• **AIM OF THE TASK**
Reproduce the listing verbatim.

• **EXCERPTED DATA**
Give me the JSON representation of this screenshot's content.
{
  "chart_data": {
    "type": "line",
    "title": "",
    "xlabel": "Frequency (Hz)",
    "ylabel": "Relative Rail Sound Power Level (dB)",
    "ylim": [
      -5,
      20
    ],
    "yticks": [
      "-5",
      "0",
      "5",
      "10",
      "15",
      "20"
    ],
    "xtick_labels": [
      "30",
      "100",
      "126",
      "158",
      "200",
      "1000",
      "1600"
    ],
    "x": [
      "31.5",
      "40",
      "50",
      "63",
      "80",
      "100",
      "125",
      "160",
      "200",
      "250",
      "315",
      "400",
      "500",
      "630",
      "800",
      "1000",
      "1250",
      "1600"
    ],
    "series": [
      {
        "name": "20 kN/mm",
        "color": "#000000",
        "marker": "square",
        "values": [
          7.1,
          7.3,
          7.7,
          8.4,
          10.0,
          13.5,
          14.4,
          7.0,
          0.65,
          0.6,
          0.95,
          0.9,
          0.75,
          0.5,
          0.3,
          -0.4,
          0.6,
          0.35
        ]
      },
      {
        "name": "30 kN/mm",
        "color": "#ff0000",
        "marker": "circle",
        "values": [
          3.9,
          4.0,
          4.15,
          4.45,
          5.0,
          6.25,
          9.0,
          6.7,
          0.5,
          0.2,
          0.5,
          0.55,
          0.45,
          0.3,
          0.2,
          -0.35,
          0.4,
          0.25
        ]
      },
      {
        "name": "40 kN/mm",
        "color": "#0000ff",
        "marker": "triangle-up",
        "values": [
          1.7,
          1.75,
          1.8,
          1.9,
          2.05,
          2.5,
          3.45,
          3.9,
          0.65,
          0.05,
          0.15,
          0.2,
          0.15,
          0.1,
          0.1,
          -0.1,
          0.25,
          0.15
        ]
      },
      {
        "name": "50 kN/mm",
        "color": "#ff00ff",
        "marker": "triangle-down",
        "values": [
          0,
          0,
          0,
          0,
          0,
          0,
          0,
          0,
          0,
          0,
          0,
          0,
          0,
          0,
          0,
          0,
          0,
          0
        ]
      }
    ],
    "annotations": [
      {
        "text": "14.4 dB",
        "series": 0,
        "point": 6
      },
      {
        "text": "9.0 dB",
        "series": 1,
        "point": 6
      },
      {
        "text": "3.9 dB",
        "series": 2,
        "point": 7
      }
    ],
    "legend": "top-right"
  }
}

• **SOLUTION FOR THIS PROBLEM**
Give me the JSON representation of this screenshot's content.
{
  "chart_data": {
    "type": "line",
    "title": "",
    "xlabel": "Frequency (Hz)",
    "ylabel": "Relative Rail Sound Power Level (dB)",
    "ylim": [
      -5,
      20
    ],
    "yticks": [
      "-5",
      "0",
      "5",
      "10",
      "15",
      "20"
    ],
    "xtick_labels": [
      "30",
      "100",
      "126",
      "158",
      "200",
      "1000",
      "1600"
    ],
    "x": [
      "31.5",
      "40",
      "50",
      "63",
      "80",
      "100",
      "125",
      "160",
      "200",
      "250",
      "315",
      "400",
      "500",
      "630",
      "800",
      "1000",
      "1250",
      "1600"
    ],
    "series": [
      {
        "name": "20 kN/mm",
        "color": "#000000",
        "marker": "square",
        "values": [
          7.1,
          7.3,
          7.7,
          8.4,
          10.0,
          13.5,
          14.4,
          7.0,
          0.65,
          0.6,
          0.95,
          0.9,
          0.75,
          0.5,
          0.3,
          -0.4,
          0.6,
          0.35
        ]
      },
      {
        "name": "30 kN/mm",
        "color": "#ff0000",
        "marker": "circle",
        "values": [
          3.9,
          4.0,
          4.15,
          4.45,
          5.0,
          6.25,
          9.0,
          6.7,
          0.5,
          0.2,
          0.5,
          0.55,
          0.45,
          0.3,
          0.2,
          -0.35,
          0.4,
          0.25
        ]
      },
      {
        "name": "40 kN/mm",
        "color": "#0000ff",
        "marker": "triangle-up",
        "values": [
          1.7,
          1.75,
          1.8,
          1.9,
          2.05,
          2.5,
          3.45,
          3.9,
          0.65,
          0.05,
          0.15,
          0.2,
          0.15,
          0.1,
          0.1,
          -0.1,
          0.25,
          0.15
        ]
      },
      {
        "name": "50 kN/mm",
        "color": "#ff00ff",
        "marker": "triangle-down",
        "values": [
          0,
          0,
          0,
          0,
          0,
          0,
          0,
          0,
          0,
          0,
          0,
          0,
          0,
          0,
          0,
          0,
          0,
          0
        ]
      }
    ],
    "annotations": [
      {
        "text": "14.4 dB",
        "series": 0,
        "point": 6
      },
      {
        "text": "9.0 dB",
        "series": 1,
        "point": 6
      },
      {
        "text": "3.9 dB",
        "series": 2,
        "point": 7
      }
    ],
    "legend": "top-right"
  }
}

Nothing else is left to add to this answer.